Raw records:
■ ■ ■

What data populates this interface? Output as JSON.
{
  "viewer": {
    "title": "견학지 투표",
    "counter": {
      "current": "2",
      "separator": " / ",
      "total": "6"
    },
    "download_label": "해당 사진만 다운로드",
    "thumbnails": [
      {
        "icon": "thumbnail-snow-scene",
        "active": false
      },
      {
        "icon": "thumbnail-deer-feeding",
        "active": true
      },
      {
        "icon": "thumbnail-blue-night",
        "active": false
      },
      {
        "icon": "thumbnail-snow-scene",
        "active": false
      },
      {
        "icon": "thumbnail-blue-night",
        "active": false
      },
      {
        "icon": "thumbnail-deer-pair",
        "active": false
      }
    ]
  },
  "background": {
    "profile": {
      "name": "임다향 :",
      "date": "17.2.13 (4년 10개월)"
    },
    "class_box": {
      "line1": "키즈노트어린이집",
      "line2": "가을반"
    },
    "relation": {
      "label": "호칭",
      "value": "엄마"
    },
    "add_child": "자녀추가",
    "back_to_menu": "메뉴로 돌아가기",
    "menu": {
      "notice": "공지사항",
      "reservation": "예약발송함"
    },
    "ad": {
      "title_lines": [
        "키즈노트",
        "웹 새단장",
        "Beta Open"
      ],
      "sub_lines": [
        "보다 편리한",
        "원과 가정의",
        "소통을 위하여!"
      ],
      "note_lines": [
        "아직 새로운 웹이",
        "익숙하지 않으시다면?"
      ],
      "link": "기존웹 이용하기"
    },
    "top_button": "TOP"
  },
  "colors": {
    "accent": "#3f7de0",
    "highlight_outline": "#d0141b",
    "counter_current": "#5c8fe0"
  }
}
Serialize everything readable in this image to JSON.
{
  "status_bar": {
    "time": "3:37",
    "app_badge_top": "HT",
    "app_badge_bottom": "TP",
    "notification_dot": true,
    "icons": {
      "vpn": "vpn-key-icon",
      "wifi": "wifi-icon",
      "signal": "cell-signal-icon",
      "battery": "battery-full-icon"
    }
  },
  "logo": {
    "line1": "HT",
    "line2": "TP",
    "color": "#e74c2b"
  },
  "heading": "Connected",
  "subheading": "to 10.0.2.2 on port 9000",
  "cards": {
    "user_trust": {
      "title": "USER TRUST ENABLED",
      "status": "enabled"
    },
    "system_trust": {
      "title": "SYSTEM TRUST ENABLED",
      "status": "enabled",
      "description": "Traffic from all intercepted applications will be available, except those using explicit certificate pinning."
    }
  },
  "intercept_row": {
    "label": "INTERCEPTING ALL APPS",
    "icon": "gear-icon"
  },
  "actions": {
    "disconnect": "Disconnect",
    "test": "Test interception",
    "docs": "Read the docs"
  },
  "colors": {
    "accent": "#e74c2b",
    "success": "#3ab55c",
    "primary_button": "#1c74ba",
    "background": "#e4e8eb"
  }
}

■ ■ ■

▶ _Exercise task_:
Copy the entries above exactly, leaving none out.

▶ _Answer below_:
What data populates this interface? Output as JSON.
{
  "viewer": {
    "title": "견학지 투표",
    "counter": {
      "current": "2",
      "separator": " / ",
      "total": "6"
    },
    "download_label": "해당 사진만 다운로드",
    "thumbnails": [
      {
        "icon": "thumbnail-snow-scene",
        "active": false
      },
      {
        "icon": "thumbnail-deer-feeding",
        "active": true
      },
      {
        "icon": "thumbnail-blue-night",
        "active": false
      },
      {
        "icon": "thumbnail-snow-scene",
        "active": false
      },
      {
        "icon": "thumbnail-blue-night",
        "active": false
      },
      {
        "icon": "thumbnail-deer-pair",
        "active": false
      }
    ]
  },
  "background": {
    "profile": {
      "name": "임다향 :",
      "date": "17.2.13 (4년 10개월)"
    },
    "class_box": {
      "line1": "키즈노트어린이집",
      "line2": "가을반"
    },
    "relation": {
      "label": "호칭",
      "value": "엄마"
    },
    "add_child": "자녀추가",
    "back_to_menu": "메뉴로 돌아가기",
    "menu": {
      "notice": "공지사항",
      "reservation": "예약발송함"
    },
    "ad": {
      "title_lines": [
        "키즈노트",
        "웹 새단장",
        "Beta Open"
      ],
      "sub_lines": [
        "보다 편리한",
        "원과 가정의",
        "소통을 위하여!"
      ],
      "note_lines": [
        "아직 새로운 웹이",
        "익숙하지 않으시다면?"
      ],
      "link": "기존웹 이용하기"
    },
    "top_button": "TOP"
  },
  "colors": {
    "accent": "#3f7de0",
    "highlight_outline": "#d0141b",
    "counter_current": "#5c8fe0"
  }
}
Serialize everything readable in this image to JSON.
{
  "status_bar": {
    "time": "3:37",
    "app_badge_top": "HT",
    "app_badge_bottom": "TP",
    "notification_dot": true,
    "icons": {
      "vpn": "vpn-key-icon",
      "wifi": "wifi-icon",
      "signal": "cell-signal-icon",
      "battery": "battery-full-icon"
    }
  },
  "logo": {
    "line1": "HT",
    "line2": "TP",
    "color": "#e74c2b"
  },
  "heading": "Connected",
  "subheading": "to 10.0.2.2 on port 9000",
  "cards": {
    "user_trust": {
      "title": "USER TRUST ENABLED",
      "status": "enabled"
    },
    "system_trust": {
      "title": "SYSTEM TRUST ENABLED",
      "status": "enabled",
      "description": "Traffic from all intercepted applications will be available, except those using explicit certificate pinning."
    }
  },
  "intercept_row": {
    "label": "INTERCEPTING ALL APPS",
    "icon": "gear-icon"
  },
  "actions": {
    "disconnect": "Disconnect",
    "test": "Test interception",
    "docs": "Read the docs"
  },
  "colors": {
    "accent": "#e74c2b",
    "success": "#3ab55c",
    "primary_button": "#1c74ba",
    "background": "#e4e8eb"
  }
}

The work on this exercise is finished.